EXCERPT TO READ ->
--- start ---

080: M9.8 — Comprehensive Systemd Drop-In Validation

Context

Kevlar's M9 achieved real systemd booting with a 4-check smoke test (test-m9: 20s timeout, 4 grep checks). That was enough to prove the concept, but not enough to trust. M9.8 raises the bar to a comprehensive validation: make test-systemd chains a 25-test synthetic init-sequence suite (single-CPU + SMP) with a real systemd v245 boot, giving confident evidence that Kevlar is a genuine Linux kernel replacement for systemd workloads.

Kernel bug fixes (Phase 1)

Stable boot_id

/proc/sys/kernel/random/boot_id was calling rdrand_fill on every read, producing a different UUID each time. systemd reads boot_id multiple times during startup and expects the same value. The fix was straightforward:

#![allow(unused)]
fn main() {
static BOOT_ID: spin::Once<[u8; 37]>
}

The UUID is generated once via call_once and returned on every subsequent read.

rt_sigtimedwait real implementation

The previous stub just yielded the CPU and returned EAGAIN. systemd uses rt_sigtimedwait to wait for SIGCHLD from supervised services — always getting EAGAIN caused a tight busy-loop that burned through the boot timeout.

The new implementation has three paths:

  • Fast path: Dequeue an already-pending signal matching the wait mask and return immediately.
  • Sleep path: POLL_WAIT_QUEUE.sleep_signalable_until with a computed deadline. Wake on any signal, then check the mask.

--- end ---

SHORT TASK 1 -> Translate this sentence from the systemd validation text into Spanish: "systemd reads boot_id multiple times during startup and expects the same value."
The systemd validation text and the records are separate material.

RECORDS PROVIDED ->

--- start ---

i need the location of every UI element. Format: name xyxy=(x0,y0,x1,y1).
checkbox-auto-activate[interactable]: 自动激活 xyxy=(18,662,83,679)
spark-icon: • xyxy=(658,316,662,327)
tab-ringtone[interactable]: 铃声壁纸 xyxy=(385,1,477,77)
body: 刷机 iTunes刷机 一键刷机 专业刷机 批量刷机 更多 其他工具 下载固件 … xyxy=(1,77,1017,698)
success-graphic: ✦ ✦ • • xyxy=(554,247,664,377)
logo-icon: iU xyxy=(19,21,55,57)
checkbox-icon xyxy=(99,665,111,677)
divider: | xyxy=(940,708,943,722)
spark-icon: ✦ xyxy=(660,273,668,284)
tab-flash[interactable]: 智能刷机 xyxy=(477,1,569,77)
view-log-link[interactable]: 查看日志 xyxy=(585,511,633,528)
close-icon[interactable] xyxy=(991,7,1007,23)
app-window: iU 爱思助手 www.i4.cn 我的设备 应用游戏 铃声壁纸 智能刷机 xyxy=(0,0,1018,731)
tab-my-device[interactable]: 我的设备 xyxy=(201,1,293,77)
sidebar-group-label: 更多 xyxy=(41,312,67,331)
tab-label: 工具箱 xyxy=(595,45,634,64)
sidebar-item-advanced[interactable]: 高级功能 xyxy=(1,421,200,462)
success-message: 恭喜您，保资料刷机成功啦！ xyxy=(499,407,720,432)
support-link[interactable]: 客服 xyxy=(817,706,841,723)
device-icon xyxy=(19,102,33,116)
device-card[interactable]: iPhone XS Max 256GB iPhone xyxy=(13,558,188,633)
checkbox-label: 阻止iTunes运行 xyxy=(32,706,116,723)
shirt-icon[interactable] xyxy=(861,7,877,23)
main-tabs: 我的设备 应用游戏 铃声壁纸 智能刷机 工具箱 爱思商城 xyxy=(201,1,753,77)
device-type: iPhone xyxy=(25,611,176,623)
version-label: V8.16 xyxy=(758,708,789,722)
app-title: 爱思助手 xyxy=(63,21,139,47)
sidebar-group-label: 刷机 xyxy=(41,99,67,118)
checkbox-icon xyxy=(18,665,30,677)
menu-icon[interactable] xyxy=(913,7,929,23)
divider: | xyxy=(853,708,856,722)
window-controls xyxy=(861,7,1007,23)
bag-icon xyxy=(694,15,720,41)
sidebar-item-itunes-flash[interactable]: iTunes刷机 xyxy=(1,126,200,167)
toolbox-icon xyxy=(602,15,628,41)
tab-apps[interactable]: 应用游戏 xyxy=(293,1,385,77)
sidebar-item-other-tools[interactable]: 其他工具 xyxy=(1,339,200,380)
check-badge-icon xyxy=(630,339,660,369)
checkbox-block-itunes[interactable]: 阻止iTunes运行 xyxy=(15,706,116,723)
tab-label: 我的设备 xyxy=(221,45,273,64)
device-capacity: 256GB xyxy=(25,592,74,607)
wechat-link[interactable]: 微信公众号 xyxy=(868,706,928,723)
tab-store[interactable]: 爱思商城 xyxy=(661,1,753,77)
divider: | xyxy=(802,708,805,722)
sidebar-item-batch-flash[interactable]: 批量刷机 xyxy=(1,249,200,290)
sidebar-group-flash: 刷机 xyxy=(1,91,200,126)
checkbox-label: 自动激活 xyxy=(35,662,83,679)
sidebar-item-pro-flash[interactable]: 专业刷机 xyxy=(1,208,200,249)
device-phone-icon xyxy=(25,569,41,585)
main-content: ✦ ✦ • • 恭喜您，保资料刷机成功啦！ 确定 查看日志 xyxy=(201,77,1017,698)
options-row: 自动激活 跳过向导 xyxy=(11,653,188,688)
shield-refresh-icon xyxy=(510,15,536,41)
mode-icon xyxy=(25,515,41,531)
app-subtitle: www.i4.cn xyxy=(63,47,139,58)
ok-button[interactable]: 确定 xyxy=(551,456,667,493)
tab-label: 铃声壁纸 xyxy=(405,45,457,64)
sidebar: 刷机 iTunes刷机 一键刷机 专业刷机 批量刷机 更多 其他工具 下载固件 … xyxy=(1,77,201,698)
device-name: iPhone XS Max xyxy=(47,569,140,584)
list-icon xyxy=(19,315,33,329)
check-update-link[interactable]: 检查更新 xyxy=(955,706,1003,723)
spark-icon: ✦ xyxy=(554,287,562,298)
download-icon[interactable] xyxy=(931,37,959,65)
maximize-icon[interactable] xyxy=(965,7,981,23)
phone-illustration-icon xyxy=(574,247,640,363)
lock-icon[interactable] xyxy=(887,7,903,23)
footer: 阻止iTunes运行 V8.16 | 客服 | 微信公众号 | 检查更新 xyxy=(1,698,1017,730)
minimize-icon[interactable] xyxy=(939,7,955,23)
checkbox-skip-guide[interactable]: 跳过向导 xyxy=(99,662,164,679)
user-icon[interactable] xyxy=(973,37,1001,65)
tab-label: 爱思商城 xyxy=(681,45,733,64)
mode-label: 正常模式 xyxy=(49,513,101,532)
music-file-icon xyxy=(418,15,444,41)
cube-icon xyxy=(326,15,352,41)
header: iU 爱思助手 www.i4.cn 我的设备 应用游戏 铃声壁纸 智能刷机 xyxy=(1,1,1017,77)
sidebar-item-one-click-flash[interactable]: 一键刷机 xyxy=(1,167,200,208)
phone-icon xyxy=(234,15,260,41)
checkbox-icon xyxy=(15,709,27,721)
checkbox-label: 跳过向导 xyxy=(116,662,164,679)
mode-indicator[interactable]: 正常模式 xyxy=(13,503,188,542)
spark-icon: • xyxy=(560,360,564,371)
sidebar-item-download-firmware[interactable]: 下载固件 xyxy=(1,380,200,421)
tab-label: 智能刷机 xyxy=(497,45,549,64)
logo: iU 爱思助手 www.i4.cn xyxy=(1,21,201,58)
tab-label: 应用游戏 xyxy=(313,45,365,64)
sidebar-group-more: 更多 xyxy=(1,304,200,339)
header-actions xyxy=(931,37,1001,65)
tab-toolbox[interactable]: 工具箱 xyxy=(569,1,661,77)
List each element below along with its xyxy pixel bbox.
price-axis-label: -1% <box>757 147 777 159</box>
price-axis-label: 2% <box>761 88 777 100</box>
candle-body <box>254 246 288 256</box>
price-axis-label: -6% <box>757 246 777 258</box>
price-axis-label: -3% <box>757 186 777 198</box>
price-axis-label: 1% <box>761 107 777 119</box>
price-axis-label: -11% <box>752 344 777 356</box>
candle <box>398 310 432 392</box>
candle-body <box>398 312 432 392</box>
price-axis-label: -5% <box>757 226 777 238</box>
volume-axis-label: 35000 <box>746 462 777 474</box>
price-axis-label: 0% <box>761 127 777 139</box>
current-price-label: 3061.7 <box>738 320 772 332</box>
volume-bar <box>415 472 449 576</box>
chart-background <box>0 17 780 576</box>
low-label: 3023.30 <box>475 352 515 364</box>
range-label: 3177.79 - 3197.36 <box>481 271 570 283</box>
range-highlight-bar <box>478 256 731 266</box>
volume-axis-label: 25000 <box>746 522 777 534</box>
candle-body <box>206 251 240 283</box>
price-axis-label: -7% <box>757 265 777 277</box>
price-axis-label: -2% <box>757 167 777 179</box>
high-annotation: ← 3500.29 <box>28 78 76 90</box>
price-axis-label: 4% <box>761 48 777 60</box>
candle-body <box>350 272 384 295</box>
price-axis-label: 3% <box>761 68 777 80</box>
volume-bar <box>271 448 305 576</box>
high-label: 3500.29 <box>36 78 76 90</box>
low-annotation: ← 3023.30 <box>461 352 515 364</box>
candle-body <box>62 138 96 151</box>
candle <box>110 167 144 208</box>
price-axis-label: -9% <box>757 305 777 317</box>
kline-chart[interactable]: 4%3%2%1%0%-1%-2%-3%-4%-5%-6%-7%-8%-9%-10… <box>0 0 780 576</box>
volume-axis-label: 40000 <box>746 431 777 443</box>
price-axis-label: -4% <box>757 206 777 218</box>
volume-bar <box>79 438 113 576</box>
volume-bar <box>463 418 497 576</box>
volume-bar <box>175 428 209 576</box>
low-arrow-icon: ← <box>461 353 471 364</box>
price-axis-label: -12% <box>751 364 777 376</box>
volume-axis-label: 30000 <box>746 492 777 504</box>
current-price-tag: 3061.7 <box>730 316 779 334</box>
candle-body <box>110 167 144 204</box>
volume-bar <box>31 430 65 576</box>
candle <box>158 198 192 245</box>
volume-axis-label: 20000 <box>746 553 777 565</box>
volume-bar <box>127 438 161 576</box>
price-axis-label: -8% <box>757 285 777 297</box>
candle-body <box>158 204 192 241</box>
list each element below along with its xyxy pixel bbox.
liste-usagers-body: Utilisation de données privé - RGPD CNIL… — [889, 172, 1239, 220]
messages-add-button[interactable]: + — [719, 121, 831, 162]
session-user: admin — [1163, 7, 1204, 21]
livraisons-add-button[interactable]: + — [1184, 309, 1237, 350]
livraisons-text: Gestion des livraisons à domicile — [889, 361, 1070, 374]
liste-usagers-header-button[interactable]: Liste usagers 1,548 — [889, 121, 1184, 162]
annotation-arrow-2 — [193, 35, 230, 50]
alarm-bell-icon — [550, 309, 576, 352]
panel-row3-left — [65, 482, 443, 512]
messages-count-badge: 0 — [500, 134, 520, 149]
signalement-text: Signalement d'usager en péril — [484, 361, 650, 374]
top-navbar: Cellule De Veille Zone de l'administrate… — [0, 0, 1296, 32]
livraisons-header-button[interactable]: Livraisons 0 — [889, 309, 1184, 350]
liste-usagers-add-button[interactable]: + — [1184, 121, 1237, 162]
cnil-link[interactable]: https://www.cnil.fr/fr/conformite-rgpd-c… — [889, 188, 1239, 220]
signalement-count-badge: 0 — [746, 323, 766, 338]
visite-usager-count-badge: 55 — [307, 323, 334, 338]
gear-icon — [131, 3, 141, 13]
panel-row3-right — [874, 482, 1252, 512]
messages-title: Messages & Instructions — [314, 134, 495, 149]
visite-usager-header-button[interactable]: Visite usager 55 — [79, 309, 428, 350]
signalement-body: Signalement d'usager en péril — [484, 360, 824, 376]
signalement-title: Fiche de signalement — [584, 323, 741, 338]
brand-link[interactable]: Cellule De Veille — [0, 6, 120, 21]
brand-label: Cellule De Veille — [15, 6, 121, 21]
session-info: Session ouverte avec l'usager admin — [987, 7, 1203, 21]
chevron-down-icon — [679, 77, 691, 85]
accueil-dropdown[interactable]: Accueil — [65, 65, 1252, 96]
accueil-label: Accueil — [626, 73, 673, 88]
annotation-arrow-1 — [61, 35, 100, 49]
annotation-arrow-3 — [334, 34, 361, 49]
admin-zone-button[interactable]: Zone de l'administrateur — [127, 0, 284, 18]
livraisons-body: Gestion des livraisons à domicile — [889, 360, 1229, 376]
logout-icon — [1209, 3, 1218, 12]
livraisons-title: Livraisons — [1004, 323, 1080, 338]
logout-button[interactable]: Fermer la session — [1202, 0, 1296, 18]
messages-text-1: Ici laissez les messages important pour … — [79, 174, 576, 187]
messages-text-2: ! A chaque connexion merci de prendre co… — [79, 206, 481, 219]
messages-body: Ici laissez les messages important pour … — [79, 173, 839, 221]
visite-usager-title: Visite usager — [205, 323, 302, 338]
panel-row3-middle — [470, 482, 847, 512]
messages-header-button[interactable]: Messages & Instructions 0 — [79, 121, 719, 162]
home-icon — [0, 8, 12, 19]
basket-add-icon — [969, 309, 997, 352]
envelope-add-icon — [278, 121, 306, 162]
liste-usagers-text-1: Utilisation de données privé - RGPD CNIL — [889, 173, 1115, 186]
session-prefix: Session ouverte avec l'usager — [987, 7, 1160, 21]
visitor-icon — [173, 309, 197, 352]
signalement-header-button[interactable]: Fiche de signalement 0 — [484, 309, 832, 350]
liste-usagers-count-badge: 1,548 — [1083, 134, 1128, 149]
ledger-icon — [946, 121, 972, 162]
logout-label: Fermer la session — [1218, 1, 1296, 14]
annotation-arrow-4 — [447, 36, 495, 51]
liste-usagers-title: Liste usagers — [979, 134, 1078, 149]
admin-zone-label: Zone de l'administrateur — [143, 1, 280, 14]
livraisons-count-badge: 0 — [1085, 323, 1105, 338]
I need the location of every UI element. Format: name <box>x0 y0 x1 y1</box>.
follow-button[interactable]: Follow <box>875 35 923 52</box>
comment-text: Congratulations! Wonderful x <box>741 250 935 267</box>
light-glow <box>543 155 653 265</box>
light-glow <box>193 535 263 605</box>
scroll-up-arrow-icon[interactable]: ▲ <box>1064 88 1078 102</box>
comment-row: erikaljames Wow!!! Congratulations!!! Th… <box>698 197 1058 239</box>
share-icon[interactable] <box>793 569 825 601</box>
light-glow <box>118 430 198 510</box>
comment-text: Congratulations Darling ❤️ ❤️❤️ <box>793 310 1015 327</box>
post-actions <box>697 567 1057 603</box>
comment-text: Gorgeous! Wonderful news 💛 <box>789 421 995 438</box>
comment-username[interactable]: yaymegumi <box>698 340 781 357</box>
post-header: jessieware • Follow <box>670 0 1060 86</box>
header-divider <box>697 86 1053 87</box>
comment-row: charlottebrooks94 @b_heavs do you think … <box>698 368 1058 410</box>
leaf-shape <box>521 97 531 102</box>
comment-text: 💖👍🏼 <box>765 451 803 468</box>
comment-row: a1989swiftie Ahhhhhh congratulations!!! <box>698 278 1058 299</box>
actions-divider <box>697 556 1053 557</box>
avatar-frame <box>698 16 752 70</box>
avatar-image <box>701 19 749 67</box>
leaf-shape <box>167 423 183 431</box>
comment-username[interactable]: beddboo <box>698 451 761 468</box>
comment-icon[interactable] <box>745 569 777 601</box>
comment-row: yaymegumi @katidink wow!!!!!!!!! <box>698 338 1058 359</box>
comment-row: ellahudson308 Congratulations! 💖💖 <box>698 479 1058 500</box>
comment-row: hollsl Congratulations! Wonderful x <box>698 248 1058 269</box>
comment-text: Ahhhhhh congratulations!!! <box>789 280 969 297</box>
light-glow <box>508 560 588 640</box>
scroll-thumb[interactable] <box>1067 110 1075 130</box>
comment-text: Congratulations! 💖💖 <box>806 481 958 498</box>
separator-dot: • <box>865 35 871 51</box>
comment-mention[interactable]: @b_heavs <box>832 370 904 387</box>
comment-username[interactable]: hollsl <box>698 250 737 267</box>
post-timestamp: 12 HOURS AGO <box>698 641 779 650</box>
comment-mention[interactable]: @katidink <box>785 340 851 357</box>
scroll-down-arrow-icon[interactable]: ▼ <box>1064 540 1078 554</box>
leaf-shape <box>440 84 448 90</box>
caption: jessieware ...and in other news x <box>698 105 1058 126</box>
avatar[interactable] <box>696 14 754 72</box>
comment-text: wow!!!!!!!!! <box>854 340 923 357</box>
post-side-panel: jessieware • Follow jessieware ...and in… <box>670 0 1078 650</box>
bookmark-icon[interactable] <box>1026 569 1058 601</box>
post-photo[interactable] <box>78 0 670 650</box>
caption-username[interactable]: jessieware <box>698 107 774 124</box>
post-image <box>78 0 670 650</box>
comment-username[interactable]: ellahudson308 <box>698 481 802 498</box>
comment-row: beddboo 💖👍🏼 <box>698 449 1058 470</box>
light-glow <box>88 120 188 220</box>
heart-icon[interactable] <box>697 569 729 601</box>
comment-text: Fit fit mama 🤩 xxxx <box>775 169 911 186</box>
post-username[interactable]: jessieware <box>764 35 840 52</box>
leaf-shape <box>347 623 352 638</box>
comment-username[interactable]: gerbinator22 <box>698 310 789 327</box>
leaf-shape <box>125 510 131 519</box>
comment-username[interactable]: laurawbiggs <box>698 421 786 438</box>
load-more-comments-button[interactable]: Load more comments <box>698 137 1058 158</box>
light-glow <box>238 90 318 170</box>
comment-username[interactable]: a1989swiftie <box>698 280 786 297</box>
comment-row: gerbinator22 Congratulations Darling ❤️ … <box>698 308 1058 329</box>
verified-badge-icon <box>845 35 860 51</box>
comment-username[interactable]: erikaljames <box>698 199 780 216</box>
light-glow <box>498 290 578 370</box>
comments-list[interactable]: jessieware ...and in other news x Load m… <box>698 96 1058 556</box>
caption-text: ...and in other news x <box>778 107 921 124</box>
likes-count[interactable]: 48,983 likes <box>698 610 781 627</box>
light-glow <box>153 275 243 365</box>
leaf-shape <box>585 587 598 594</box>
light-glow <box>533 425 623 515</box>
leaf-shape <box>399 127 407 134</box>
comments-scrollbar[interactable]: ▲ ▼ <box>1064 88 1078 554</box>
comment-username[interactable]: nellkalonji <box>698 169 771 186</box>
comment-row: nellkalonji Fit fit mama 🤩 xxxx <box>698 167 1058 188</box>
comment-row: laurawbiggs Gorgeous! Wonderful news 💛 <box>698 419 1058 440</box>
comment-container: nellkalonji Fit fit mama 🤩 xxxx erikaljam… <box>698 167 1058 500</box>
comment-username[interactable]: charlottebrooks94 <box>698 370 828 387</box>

--- end ---

SHORT TASK 2 -> Write out the records from their first line through the line containing "main-tabs: 我的设备 应用游戏", inclusive.

OUTPUT 1 -> systemd lee boot_id varias veces durante el arranque y espera el mismo valor.

OUTPUT 2 ->
i need the location of every UI element. Format: name xyxy=(x0,y0,x1,y1).
checkbox-auto-activate[interactable]: 自动激活 xyxy=(18,662,83,679)
spark-icon: • xyxy=(658,316,662,327)
tab-ringtone[interactable]: 铃声壁纸 xyxy=(385,1,477,77)
body: 刷机 iTunes刷机 一键刷机 专业刷机 批量刷机 更多 其他工具 下载固件 … xyxy=(1,77,1017,698)
success-graphic: ✦ ✦ • • xyxy=(554,247,664,377)
logo-icon: iU xyxy=(19,21,55,57)
checkbox-icon xyxy=(99,665,111,677)
divider: | xyxy=(940,708,943,722)
spark-icon: ✦ xyxy=(660,273,668,284)
tab-flash[interactable]: 智能刷机 xyxy=(477,1,569,77)
view-log-link[interactable]: 查看日志 xyxy=(585,511,633,528)
close-icon[interactable] xyxy=(991,7,1007,23)
app-window: iU 爱思助手 www.i4.cn 我的设备 应用游戏 铃声壁纸 智能刷机 xyxy=(0,0,1018,731)
tab-my-device[interactable]: 我的设备 xyxy=(201,1,293,77)
sidebar-group-label: 更多 xyxy=(41,312,67,331)
tab-label: 工具箱 xyxy=(595,45,634,64)
sidebar-item-advanced[interactable]: 高级功能 xyxy=(1,421,200,462)
success-message: 恭喜您，保资料刷机成功啦！ xyxy=(499,407,720,432)
support-link[interactable]: 客服 xyxy=(817,706,841,723)
device-icon xyxy=(19,102,33,116)
device-card[interactable]: iPhone XS Max 256GB iPhone xyxy=(13,558,188,633)
checkbox-label: 阻止iTunes运行 xyxy=(32,706,116,723)
shirt-icon[interactable] xyxy=(861,7,877,23)
main-tabs: 我的设备 应用游戏 铃声壁纸 智能刷机 工具箱 爱思商城 xyxy=(201,1,753,77)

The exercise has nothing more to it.